* [SUPPLIED MATERIAL]
--- start ---
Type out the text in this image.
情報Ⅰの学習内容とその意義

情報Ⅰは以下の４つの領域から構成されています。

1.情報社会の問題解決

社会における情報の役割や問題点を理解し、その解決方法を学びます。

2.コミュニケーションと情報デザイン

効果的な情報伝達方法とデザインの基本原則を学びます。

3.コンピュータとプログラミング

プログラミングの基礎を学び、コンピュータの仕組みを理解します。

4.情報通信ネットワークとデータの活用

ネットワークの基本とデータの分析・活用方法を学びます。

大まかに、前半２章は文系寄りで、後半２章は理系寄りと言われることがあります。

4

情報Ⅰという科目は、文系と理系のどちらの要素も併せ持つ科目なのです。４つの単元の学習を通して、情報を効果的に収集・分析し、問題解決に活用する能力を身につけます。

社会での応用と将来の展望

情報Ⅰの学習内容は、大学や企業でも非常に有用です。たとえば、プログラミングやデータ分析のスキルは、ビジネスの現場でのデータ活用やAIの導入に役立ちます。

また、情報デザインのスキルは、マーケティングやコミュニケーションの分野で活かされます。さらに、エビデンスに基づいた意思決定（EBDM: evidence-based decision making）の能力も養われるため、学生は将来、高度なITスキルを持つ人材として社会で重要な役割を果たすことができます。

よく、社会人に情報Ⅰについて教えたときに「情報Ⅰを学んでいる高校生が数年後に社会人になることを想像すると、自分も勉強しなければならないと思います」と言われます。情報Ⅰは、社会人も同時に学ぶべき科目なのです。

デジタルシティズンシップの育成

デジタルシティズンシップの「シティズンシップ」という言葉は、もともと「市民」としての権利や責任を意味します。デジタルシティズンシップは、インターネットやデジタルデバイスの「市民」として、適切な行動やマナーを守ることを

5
--- end ---
Reproduce the complete data exactly as presented above.

Type out the text in this image.
情報Ⅰの学習内容とその意義

情報Ⅰは以下の４つの領域から構成されています。

1.情報社会の問題解決

社会における情報の役割や問題点を理解し、その解決方法を学びます。

2.コミュニケーションと情報デザイン

効果的な情報伝達方法とデザインの基本原則を学びます。

3.コンピュータとプログラミング

プログラミングの基礎を学び、コンピュータの仕組みを理解します。

4.情報通信ネットワークとデータの活用

ネットワークの基本とデータの分析・活用方法を学びます。

大まかに、前半２章は文系寄りで、後半２章は理系寄りと言われることがあります。

4

情報Ⅰという科目は、文系と理系のどちらの要素も併せ持つ科目なのです。４つの単元の学習を通して、情報を効果的に収集・分析し、問題解決に活用する能力を身につけます。

社会での応用と将来の展望

情報Ⅰの学習内容は、大学や企業でも非常に有用です。たとえば、プログラミングやデータ分析のスキルは、ビジネスの現場でのデータ活用やAIの導入に役立ちます。

また、情報デザインのスキルは、マーケティングやコミュニケーションの分野で活かされます。さらに、エビデンスに基づいた意思決定（EBDM: evidence-based decision making）の能力も養われるため、学生は将来、高度なITスキルを持つ人材として社会で重要な役割を果たすことができます。

よく、社会人に情報Ⅰについて教えたときに「情報Ⅰを学んでいる高校生が数年後に社会人になることを想像すると、自分も勉強しなければならないと思います」と言われます。情報Ⅰは、社会人も同時に学ぶべき科目なのです。

デジタルシティズンシップの育成

デジタルシティズンシップの「シティズンシップ」という言葉は、もともと「市民」としての権利や責任を意味します。デジタルシティズンシップは、インターネットやデジタルデバイスの「市民」として、適切な行動やマナーを守ることを

5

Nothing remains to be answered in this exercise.